▶ DATA FOR PROCESSING
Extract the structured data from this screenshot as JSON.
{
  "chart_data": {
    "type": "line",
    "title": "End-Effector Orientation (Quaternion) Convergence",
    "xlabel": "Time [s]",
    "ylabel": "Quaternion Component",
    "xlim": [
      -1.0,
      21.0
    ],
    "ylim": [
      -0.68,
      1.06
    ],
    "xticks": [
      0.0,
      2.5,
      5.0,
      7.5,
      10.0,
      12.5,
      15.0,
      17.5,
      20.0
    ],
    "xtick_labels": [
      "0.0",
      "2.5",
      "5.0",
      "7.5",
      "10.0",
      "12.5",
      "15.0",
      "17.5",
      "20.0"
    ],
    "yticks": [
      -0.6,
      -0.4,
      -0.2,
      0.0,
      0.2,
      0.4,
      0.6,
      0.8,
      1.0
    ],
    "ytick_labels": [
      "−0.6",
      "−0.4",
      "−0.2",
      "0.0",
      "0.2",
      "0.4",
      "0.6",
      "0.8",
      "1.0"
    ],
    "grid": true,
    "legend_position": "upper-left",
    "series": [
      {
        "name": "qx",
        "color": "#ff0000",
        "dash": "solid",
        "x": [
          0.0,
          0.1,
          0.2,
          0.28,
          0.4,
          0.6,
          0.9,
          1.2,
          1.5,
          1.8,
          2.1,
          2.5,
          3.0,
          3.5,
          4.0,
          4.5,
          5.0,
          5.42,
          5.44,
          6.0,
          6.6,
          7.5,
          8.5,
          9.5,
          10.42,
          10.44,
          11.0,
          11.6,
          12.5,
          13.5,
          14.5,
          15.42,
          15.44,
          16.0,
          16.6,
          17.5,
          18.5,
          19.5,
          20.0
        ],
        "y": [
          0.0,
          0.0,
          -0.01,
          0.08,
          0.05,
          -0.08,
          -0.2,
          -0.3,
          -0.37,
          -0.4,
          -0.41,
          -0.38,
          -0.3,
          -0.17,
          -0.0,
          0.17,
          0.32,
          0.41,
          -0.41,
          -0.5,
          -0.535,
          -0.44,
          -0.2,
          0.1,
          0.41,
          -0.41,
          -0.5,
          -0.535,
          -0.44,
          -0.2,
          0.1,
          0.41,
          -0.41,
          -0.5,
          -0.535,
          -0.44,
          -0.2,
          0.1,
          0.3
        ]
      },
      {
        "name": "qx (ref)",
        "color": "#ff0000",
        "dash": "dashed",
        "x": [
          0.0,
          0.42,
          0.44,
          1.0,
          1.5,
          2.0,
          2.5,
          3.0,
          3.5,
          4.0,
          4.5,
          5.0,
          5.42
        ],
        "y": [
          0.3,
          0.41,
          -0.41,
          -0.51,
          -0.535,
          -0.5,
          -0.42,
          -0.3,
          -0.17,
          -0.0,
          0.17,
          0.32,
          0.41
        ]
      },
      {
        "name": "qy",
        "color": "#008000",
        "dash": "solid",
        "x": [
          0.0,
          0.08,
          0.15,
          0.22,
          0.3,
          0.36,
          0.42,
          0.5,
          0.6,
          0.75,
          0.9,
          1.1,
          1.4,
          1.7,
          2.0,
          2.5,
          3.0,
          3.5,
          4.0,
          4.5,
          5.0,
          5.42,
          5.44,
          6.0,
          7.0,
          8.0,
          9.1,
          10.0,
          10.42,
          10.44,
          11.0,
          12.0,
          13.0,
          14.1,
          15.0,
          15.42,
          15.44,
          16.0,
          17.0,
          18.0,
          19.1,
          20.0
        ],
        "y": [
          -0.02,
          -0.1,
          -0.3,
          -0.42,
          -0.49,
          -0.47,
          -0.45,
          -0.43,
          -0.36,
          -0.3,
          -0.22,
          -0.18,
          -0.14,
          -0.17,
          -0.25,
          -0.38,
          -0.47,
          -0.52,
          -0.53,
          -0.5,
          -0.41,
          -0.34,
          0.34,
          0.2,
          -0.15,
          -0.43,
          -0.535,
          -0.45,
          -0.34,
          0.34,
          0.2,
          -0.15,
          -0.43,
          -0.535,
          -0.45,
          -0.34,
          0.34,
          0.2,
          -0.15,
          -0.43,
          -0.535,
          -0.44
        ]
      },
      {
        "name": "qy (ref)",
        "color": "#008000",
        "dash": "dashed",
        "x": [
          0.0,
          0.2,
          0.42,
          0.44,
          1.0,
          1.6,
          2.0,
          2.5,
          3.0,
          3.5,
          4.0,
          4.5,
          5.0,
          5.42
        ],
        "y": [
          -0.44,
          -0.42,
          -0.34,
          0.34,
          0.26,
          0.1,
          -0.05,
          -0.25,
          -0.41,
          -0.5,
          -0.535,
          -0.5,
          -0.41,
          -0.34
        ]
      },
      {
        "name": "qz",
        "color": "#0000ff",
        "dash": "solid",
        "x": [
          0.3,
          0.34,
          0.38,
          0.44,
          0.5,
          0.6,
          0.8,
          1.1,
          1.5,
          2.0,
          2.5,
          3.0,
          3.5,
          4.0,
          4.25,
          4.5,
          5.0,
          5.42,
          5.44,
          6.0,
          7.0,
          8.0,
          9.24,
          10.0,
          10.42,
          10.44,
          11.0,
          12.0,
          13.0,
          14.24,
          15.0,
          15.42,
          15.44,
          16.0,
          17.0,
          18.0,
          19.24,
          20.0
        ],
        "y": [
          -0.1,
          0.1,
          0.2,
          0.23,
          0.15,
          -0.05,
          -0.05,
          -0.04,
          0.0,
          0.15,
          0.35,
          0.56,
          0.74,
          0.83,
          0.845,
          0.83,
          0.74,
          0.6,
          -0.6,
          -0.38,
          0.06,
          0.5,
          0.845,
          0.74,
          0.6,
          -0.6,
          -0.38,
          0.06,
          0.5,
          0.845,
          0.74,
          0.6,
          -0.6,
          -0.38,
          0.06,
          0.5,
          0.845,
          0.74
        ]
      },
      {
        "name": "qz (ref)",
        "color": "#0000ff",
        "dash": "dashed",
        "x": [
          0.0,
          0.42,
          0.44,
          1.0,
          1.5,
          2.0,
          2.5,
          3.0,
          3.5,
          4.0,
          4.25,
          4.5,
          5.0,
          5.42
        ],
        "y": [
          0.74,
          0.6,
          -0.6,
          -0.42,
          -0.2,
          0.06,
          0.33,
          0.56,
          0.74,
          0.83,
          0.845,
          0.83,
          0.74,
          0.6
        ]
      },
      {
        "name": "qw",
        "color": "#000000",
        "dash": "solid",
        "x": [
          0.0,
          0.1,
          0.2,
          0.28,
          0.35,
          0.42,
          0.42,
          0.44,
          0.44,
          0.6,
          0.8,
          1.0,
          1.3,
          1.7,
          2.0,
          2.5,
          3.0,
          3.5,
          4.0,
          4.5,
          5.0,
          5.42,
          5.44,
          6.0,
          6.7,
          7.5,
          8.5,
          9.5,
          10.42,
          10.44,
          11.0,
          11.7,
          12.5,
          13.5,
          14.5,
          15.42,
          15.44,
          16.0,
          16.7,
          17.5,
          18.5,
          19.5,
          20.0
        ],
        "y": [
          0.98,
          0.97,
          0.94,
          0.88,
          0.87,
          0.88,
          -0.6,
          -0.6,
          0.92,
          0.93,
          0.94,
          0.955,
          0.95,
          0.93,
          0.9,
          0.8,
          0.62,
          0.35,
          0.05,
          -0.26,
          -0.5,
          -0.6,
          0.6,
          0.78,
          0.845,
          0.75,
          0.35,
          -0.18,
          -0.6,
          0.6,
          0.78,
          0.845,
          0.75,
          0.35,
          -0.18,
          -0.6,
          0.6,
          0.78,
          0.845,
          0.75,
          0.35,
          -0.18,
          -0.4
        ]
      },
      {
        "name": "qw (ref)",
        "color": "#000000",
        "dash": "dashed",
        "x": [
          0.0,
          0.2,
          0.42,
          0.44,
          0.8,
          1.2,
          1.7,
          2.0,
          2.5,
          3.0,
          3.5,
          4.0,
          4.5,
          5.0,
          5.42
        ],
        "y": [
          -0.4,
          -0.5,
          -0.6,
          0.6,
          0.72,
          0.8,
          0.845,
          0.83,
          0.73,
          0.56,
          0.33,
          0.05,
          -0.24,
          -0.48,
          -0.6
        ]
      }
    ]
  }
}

▶ GIVEN PROBLEM
Tell how many lines contain the word "name", using only the number.

▶ FINISHED ANSWER
8